__What is asked__
Using the material that follows, identify and copy each line with the string "this".

__Given records__

○ ○ ○ ○ ○

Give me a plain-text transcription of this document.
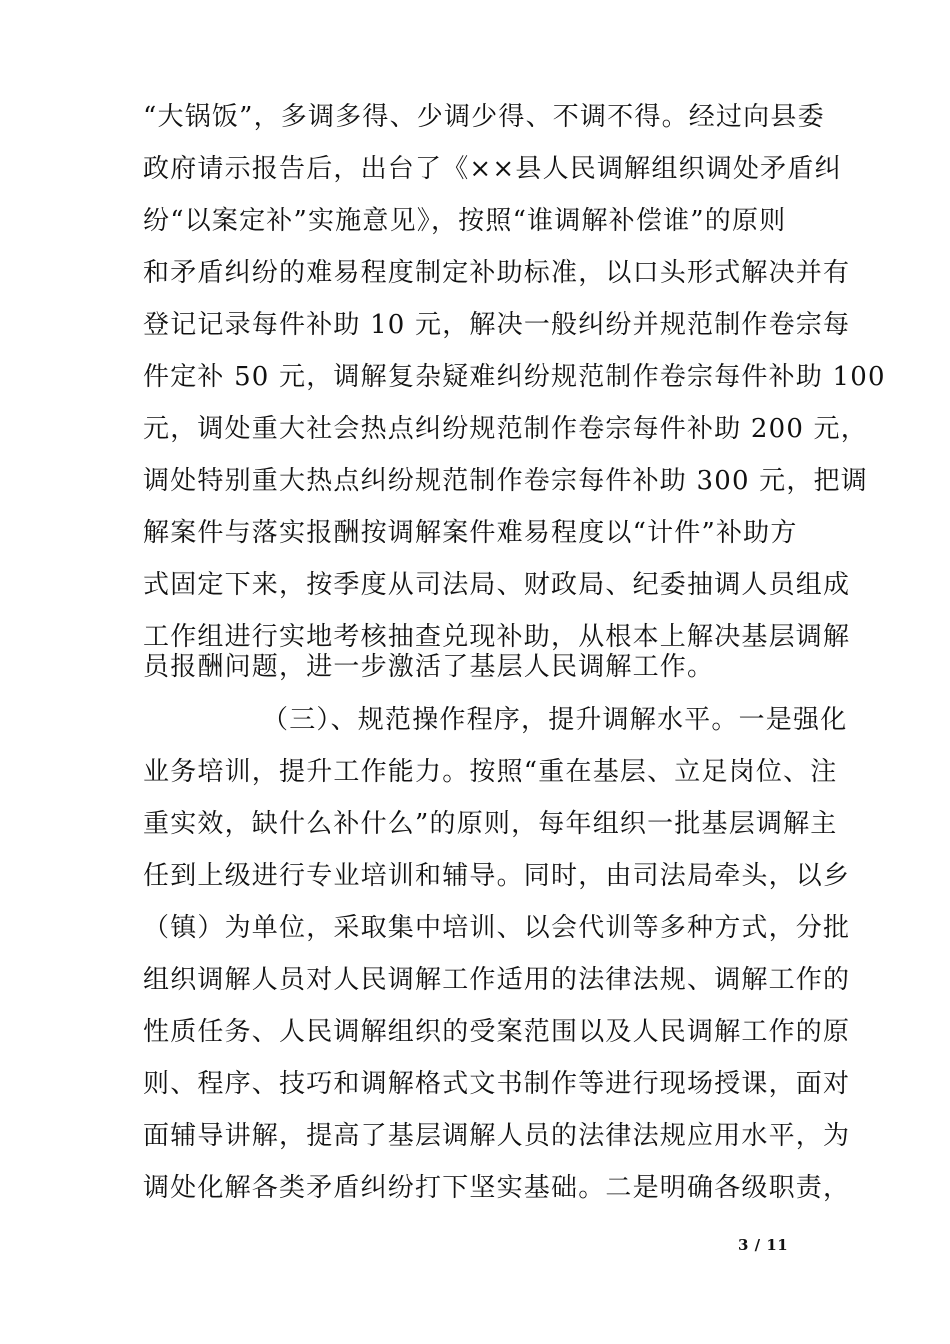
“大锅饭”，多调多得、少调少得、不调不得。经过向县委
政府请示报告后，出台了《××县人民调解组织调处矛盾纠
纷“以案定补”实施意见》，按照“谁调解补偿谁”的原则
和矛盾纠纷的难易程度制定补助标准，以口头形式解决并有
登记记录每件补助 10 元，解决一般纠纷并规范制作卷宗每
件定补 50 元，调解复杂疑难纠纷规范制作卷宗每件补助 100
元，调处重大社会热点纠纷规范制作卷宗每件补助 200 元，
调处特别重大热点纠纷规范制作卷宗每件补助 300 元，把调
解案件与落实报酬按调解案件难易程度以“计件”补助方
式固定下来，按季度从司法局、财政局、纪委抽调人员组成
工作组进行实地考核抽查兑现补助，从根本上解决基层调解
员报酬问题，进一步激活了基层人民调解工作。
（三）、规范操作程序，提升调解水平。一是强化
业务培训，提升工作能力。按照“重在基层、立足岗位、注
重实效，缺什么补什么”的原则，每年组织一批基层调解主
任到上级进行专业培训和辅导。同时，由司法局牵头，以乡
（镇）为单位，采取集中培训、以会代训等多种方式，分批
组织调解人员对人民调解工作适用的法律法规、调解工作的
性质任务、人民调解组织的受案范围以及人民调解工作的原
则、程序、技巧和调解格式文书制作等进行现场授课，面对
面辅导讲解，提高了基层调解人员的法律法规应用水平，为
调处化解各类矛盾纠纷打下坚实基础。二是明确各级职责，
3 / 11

○ ○ ○ ○ ○

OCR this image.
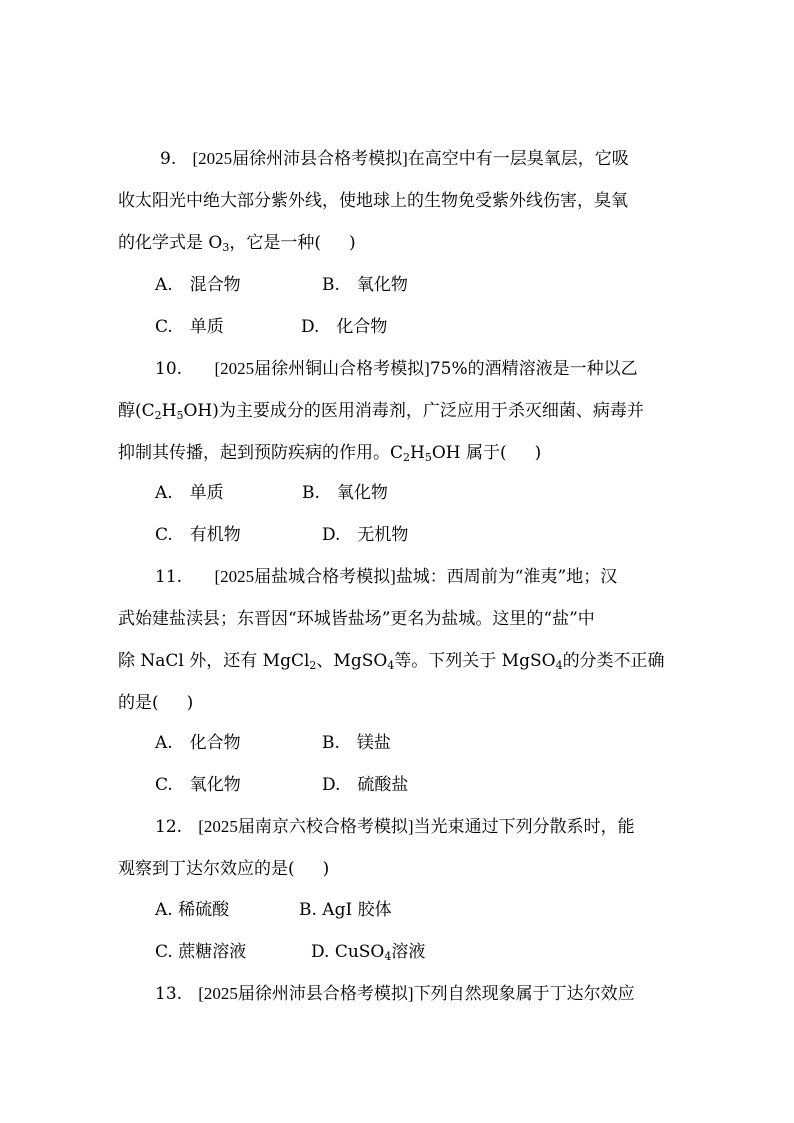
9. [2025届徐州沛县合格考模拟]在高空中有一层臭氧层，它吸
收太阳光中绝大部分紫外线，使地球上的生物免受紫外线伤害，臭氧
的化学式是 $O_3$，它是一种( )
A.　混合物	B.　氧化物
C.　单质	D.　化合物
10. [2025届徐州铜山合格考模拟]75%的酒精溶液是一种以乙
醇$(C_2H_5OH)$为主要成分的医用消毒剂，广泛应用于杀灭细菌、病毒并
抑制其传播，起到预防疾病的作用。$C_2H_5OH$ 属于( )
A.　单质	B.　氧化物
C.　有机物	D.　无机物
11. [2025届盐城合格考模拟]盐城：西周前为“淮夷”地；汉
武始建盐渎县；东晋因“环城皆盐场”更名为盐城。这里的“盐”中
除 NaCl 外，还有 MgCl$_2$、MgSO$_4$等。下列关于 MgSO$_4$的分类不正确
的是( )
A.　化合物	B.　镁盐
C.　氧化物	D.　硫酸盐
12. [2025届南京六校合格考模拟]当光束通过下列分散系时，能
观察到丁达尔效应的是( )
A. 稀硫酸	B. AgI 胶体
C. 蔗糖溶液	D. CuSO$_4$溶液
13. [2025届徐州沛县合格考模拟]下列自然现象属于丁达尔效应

○ ○ ○ ○ ○

__Solved problem__
Give me a plain-text transcription of this document.
OCR this image.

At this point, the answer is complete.